>>>

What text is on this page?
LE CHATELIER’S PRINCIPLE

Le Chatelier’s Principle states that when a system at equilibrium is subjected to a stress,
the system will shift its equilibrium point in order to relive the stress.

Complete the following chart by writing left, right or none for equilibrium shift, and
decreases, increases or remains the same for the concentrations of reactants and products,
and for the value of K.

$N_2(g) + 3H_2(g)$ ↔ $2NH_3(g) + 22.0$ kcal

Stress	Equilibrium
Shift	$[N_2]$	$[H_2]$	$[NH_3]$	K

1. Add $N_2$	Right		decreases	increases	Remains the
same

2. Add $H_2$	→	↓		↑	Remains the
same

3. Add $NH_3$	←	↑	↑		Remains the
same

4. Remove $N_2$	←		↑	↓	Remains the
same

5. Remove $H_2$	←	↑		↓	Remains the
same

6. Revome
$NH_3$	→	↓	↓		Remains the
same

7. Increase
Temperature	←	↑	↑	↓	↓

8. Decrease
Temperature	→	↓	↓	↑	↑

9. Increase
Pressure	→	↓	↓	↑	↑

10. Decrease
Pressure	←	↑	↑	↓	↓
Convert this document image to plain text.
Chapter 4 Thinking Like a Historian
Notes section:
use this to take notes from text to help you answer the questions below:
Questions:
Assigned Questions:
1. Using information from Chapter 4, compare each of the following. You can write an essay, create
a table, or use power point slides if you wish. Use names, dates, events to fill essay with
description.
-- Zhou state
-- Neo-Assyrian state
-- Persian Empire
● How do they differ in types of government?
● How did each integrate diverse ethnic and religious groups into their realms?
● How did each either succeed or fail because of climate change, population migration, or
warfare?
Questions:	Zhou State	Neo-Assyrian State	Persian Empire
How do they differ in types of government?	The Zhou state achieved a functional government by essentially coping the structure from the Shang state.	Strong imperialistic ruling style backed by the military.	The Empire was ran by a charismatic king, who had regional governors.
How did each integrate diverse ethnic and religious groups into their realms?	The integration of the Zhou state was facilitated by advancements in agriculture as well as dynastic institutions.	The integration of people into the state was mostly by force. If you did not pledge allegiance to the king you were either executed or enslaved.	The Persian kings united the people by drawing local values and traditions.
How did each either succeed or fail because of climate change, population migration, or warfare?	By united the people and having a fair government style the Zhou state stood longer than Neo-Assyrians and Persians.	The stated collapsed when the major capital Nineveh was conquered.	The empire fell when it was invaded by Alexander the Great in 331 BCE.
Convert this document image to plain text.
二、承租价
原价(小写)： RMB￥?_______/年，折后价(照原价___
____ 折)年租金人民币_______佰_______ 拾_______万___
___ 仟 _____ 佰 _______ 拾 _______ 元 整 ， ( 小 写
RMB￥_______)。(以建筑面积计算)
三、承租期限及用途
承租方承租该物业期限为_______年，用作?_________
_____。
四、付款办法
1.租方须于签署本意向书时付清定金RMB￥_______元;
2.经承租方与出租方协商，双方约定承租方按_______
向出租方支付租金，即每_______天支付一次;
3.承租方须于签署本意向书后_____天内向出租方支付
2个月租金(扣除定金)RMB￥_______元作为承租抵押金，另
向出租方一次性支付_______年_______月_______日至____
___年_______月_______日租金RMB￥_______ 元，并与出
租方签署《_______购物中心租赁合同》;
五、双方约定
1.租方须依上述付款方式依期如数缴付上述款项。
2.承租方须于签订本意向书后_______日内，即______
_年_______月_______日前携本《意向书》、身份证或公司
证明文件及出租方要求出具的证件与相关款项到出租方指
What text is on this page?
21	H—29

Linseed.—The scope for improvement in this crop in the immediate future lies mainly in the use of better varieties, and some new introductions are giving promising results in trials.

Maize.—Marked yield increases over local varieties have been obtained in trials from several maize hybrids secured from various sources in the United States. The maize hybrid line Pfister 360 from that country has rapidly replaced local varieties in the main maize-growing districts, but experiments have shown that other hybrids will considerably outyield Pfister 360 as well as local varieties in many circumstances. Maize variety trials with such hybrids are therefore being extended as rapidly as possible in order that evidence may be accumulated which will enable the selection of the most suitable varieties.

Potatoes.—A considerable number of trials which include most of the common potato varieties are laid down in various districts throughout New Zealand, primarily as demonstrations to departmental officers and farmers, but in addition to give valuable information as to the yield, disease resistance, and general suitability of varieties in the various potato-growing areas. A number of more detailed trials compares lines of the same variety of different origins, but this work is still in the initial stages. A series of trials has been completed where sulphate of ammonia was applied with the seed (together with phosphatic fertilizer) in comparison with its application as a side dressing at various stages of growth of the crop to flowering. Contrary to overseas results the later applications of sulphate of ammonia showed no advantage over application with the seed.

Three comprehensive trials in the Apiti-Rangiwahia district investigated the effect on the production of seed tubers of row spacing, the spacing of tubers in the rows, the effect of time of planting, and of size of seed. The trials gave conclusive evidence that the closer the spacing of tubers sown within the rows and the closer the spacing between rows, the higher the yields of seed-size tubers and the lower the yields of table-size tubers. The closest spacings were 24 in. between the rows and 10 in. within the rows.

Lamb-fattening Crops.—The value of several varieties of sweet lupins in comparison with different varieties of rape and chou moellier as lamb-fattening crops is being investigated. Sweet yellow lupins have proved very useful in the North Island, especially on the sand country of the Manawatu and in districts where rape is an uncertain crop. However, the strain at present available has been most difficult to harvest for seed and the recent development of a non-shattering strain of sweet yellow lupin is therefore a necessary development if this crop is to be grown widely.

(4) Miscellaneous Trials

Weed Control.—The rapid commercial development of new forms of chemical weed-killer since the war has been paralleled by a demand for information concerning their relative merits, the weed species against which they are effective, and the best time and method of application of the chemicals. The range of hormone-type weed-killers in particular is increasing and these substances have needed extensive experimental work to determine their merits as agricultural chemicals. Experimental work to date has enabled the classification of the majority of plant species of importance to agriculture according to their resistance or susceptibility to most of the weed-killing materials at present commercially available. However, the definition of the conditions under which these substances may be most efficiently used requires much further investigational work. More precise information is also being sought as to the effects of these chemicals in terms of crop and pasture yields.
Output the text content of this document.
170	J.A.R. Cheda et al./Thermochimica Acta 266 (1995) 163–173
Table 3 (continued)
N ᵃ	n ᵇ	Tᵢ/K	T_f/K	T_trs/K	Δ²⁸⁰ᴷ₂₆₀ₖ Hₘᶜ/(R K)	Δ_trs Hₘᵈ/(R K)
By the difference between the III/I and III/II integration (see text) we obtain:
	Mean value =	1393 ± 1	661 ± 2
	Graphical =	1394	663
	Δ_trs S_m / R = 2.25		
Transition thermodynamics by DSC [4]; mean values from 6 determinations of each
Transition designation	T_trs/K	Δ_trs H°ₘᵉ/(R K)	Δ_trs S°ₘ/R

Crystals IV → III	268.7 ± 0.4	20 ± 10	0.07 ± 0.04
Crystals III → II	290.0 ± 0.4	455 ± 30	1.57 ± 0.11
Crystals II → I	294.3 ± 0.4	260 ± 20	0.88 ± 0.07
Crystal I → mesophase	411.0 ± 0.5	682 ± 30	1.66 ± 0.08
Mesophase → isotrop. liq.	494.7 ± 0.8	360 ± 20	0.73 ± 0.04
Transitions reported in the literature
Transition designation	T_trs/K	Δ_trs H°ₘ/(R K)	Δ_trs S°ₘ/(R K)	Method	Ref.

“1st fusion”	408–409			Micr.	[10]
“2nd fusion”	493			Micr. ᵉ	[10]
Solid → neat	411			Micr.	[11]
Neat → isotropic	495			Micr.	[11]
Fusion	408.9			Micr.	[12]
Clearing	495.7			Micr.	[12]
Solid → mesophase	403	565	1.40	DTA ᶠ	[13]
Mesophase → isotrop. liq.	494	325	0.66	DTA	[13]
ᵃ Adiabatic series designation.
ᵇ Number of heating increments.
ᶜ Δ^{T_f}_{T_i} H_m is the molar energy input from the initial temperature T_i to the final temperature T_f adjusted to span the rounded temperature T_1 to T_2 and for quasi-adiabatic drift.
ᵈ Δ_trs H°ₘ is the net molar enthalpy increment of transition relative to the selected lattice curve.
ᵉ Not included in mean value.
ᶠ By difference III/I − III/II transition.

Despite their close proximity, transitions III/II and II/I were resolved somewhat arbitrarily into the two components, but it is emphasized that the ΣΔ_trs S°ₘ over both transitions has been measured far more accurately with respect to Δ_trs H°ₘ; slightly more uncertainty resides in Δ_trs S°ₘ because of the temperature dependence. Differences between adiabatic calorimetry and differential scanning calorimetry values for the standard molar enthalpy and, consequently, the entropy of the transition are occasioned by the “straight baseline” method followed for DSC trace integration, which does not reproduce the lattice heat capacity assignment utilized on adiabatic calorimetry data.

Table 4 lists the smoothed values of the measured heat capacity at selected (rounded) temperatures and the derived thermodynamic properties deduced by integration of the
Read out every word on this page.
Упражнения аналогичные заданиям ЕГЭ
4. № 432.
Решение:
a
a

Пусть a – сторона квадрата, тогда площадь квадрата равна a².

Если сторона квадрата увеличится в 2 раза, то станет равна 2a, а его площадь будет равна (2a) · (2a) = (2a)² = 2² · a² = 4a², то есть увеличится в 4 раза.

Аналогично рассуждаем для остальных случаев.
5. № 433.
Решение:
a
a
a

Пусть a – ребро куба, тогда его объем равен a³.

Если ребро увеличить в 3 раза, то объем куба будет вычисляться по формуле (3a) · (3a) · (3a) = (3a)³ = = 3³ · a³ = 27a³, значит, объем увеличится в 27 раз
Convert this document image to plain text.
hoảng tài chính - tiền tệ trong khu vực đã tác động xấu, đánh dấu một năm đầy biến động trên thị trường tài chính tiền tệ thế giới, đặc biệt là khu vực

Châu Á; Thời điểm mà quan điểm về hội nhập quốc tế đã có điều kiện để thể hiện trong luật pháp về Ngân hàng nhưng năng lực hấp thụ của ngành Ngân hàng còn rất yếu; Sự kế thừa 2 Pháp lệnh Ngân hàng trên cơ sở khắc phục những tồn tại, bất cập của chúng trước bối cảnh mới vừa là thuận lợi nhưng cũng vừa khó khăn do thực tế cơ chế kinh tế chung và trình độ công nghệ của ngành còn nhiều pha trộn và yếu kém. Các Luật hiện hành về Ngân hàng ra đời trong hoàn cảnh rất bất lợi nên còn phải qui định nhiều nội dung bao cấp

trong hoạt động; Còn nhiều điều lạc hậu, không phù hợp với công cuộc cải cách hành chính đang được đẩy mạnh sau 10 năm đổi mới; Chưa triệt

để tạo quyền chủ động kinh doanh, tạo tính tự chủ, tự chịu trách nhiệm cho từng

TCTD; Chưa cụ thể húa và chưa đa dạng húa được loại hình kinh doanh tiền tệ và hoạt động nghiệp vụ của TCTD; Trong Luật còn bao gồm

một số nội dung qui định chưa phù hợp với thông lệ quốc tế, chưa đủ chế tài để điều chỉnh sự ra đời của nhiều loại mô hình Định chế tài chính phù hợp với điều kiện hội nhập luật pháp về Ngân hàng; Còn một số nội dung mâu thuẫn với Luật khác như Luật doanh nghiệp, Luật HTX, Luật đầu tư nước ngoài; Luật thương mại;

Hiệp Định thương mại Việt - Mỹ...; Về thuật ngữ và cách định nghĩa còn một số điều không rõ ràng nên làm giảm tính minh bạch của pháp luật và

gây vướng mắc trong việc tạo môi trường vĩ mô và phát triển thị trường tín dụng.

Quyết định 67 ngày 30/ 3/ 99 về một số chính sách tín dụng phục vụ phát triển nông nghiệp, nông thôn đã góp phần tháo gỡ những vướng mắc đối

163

<<<

In the entries above, find each line with the string "квадрата" and copy it.

Result of this task -
Пусть a – сторона квадрата, тогда площадь квадрата равна a².
Если сторона квадрата увеличится в 2 раза, то станет равна 2a, а его площадь будет равна (2a) · (2a) = (2a)² = 2² · a² = 4a², то есть увеличится в 4 раза.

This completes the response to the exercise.